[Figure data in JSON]
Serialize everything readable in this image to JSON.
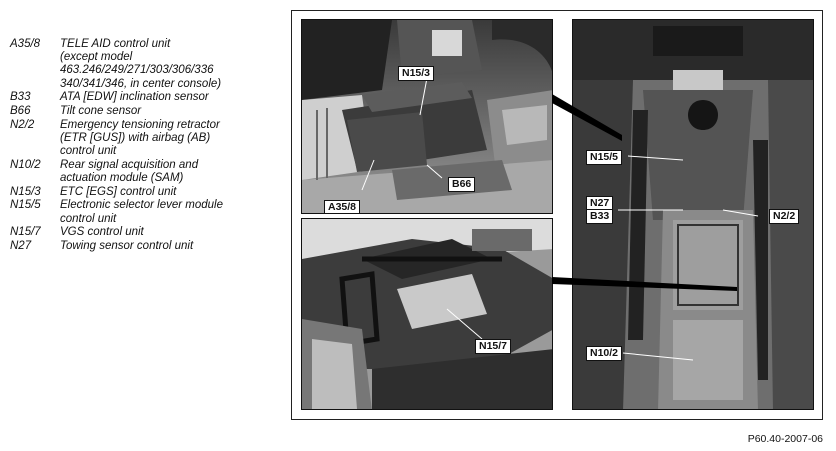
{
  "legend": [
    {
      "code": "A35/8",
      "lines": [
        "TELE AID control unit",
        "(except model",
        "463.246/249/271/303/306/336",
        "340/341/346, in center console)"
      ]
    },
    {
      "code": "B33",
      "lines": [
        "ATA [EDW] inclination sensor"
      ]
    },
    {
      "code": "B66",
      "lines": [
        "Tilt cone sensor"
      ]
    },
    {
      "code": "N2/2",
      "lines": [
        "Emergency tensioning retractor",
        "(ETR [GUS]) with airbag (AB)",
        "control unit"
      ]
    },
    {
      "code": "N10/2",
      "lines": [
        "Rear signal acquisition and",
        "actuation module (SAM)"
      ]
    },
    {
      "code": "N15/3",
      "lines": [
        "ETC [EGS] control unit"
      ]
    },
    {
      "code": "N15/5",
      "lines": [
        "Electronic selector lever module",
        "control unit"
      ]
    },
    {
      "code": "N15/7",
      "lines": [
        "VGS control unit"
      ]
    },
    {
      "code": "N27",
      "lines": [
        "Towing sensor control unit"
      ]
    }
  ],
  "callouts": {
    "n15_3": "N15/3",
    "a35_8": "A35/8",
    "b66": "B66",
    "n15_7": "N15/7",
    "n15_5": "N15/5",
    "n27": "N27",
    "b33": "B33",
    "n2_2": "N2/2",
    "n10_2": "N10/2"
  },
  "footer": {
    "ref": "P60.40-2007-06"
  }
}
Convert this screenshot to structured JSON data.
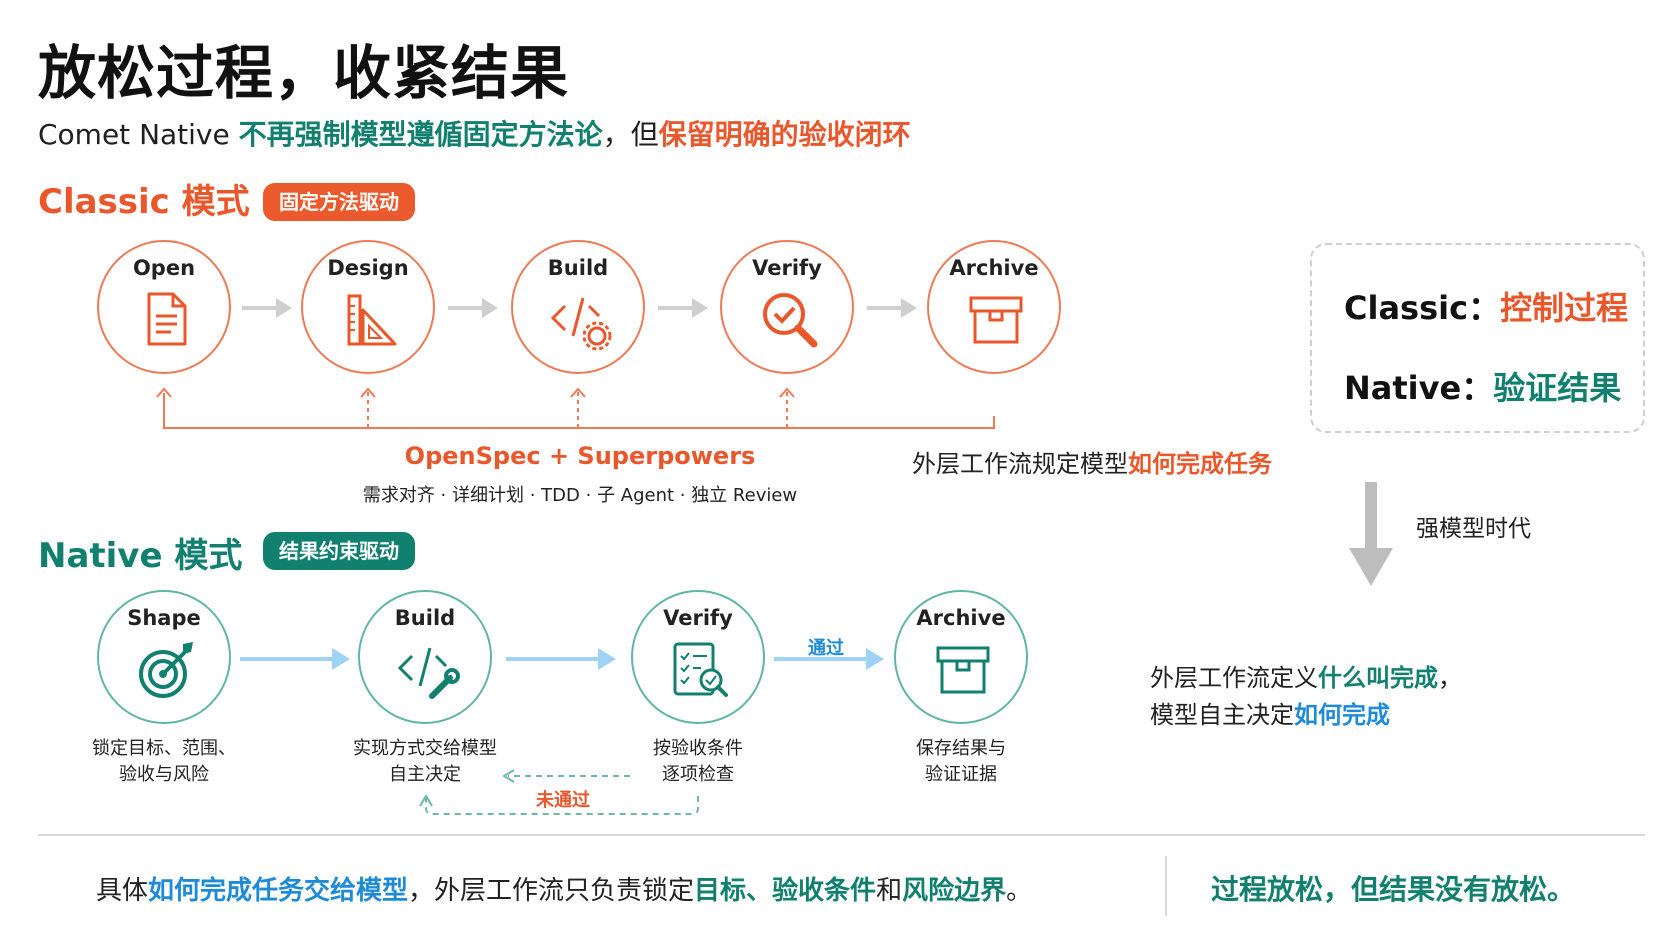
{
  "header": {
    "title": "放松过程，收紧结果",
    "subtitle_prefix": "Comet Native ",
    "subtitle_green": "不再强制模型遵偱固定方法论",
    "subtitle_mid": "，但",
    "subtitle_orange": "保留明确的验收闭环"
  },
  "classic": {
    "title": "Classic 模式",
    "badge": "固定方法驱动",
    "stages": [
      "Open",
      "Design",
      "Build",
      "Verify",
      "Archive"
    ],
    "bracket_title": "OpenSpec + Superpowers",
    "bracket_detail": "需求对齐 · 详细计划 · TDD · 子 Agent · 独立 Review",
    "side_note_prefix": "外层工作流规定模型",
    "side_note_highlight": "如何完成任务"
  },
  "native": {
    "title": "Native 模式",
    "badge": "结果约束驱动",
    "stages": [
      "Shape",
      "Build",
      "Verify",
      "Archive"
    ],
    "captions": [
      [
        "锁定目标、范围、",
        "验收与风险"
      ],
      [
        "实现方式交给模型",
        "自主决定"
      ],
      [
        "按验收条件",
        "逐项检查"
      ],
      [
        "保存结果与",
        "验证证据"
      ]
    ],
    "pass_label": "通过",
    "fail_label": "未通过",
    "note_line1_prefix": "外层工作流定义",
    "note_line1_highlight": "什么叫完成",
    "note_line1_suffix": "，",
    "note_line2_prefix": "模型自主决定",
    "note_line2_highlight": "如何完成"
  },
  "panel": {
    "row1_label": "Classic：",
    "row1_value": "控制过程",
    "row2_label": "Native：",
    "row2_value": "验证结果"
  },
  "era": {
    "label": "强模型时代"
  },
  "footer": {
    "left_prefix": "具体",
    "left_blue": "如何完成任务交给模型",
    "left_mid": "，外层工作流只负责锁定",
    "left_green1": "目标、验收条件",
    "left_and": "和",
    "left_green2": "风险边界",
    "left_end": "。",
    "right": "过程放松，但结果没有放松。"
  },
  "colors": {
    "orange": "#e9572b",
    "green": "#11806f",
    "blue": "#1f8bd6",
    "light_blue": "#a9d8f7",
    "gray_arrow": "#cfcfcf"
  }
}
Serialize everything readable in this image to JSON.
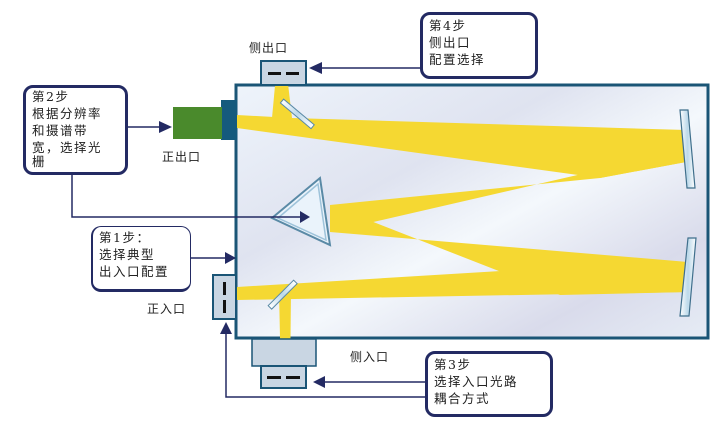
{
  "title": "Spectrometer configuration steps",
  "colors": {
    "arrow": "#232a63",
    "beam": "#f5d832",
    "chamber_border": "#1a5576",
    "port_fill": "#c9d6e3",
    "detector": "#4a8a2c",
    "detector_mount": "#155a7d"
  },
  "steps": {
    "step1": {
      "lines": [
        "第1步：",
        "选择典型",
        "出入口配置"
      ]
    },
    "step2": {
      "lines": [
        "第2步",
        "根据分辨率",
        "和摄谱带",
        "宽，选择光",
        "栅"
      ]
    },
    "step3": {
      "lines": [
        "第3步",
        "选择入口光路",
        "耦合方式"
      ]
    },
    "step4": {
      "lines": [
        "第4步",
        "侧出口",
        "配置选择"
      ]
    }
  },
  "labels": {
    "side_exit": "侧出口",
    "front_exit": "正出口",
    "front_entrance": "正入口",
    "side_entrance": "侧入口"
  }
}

==

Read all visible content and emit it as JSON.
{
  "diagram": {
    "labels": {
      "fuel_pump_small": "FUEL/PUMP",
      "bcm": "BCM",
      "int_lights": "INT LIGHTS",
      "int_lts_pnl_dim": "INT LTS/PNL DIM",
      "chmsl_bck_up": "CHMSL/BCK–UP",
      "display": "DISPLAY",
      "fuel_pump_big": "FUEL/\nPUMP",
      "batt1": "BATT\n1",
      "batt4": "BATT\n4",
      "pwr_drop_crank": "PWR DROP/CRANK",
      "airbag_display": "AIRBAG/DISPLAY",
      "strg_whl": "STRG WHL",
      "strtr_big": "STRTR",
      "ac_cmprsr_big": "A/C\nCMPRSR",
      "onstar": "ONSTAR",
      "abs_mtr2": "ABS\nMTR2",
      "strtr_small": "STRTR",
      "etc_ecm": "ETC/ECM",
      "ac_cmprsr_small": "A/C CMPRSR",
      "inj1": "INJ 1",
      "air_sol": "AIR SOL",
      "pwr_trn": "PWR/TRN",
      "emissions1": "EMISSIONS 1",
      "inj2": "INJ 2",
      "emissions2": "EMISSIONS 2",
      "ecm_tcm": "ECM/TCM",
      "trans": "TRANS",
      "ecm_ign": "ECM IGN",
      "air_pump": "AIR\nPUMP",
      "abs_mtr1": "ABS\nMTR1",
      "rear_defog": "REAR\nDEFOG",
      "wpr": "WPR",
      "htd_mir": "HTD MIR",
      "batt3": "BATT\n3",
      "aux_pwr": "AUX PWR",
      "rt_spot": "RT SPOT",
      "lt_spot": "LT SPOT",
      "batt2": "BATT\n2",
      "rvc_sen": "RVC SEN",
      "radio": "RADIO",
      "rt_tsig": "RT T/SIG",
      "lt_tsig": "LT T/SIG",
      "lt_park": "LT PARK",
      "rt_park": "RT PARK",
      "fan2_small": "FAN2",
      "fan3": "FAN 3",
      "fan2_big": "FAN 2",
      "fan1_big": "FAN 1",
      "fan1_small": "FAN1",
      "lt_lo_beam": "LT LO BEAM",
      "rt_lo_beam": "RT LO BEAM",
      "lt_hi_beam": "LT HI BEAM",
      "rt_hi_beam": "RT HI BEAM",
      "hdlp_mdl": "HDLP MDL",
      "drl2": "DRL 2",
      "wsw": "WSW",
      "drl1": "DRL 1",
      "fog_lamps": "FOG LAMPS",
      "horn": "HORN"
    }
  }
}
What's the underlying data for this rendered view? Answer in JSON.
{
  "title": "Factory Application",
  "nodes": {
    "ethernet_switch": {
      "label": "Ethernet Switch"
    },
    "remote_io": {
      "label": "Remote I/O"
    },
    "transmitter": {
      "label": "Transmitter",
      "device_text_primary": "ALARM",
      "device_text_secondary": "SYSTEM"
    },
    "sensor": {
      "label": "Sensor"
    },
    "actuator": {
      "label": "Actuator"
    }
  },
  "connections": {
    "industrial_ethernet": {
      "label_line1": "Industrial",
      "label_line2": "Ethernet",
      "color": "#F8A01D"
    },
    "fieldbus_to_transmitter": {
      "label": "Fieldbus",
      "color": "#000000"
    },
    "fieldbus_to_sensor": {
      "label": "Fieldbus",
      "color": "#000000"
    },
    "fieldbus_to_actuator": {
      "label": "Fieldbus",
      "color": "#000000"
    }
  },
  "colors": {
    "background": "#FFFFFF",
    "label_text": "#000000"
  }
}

* * *

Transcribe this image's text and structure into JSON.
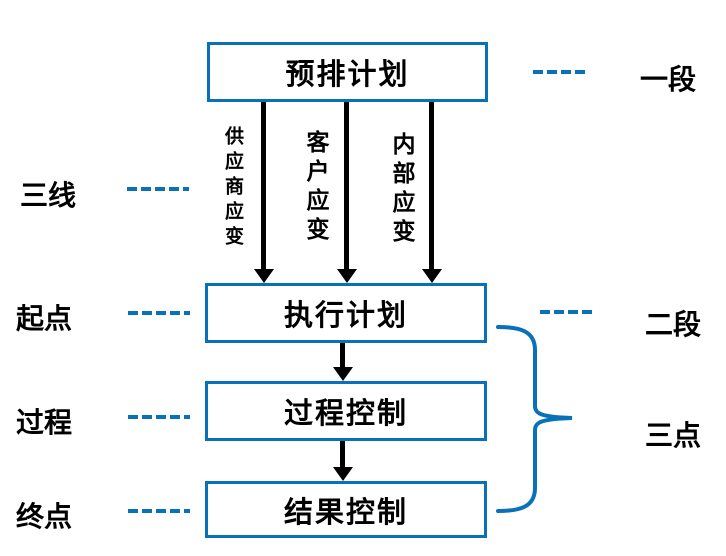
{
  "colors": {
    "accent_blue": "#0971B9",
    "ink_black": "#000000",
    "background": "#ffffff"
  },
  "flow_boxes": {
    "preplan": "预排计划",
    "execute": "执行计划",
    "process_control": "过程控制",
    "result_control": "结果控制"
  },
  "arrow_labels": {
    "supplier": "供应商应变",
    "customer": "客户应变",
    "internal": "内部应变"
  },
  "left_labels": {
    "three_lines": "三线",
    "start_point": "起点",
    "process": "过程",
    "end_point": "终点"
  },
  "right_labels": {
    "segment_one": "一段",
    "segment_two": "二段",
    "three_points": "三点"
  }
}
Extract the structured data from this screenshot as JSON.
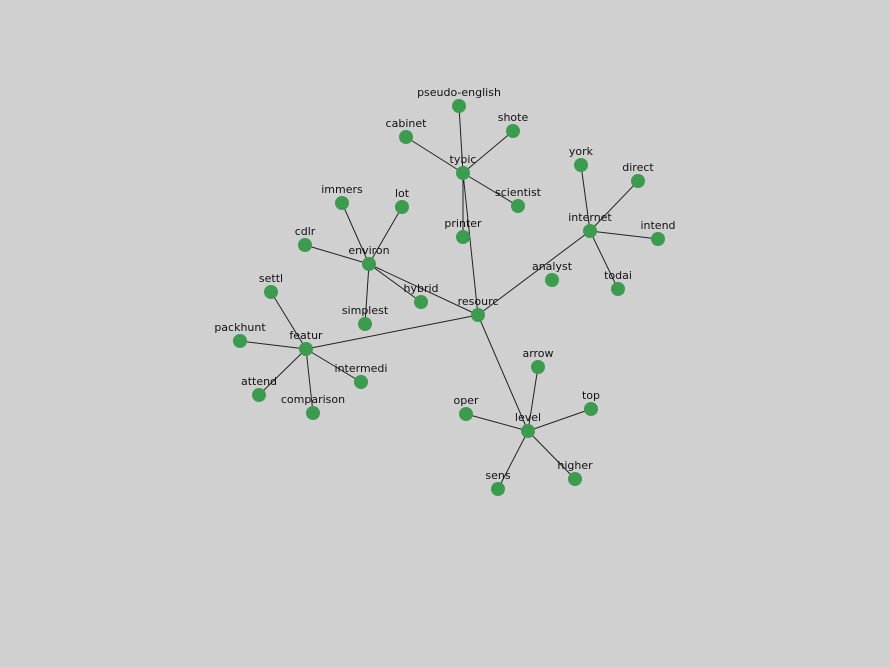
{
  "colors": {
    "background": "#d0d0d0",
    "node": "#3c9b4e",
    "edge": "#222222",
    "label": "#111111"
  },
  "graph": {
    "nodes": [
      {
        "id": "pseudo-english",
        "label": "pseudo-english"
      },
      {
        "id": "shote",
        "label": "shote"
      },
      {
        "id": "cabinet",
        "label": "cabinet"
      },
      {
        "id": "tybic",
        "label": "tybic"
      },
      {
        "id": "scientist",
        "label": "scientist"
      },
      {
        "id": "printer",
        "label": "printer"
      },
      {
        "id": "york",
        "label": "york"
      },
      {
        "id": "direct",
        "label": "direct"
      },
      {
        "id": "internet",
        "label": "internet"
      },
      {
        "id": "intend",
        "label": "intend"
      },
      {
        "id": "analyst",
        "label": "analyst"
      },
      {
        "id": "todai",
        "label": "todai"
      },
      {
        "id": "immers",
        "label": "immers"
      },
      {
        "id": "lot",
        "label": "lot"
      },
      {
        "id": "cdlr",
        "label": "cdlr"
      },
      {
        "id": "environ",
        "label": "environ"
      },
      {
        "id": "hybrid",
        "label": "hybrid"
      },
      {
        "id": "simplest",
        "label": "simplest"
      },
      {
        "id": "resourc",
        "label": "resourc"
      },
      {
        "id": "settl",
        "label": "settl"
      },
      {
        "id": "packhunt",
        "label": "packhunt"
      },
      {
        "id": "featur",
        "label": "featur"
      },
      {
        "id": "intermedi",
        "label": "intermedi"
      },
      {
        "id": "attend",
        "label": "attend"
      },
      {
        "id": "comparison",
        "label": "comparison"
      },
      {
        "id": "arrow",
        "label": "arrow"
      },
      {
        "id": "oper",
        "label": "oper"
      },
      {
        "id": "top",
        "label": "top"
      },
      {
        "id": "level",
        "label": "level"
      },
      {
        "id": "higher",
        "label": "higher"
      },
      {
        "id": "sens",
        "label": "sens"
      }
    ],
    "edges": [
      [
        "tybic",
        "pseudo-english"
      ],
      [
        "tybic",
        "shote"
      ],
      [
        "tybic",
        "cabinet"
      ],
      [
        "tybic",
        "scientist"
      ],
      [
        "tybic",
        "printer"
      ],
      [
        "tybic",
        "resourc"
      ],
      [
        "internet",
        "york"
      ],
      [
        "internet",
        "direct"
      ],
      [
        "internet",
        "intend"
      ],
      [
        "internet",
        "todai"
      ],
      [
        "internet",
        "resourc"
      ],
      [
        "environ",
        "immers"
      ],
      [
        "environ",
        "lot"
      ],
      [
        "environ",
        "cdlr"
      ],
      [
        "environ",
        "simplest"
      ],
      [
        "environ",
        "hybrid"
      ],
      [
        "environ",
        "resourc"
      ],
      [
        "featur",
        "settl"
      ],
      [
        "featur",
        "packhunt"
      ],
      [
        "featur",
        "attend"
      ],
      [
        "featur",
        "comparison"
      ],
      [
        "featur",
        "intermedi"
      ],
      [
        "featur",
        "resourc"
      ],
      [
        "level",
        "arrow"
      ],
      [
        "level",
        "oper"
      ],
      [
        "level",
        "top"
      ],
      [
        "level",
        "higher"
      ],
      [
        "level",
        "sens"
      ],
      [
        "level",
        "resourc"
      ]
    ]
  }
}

▶ **Problem to work on**
Copy each line from the records above that includes the string "steps".

▶ **Expected answer**
  "title": "Spectrometer configuration steps",
  "steps": {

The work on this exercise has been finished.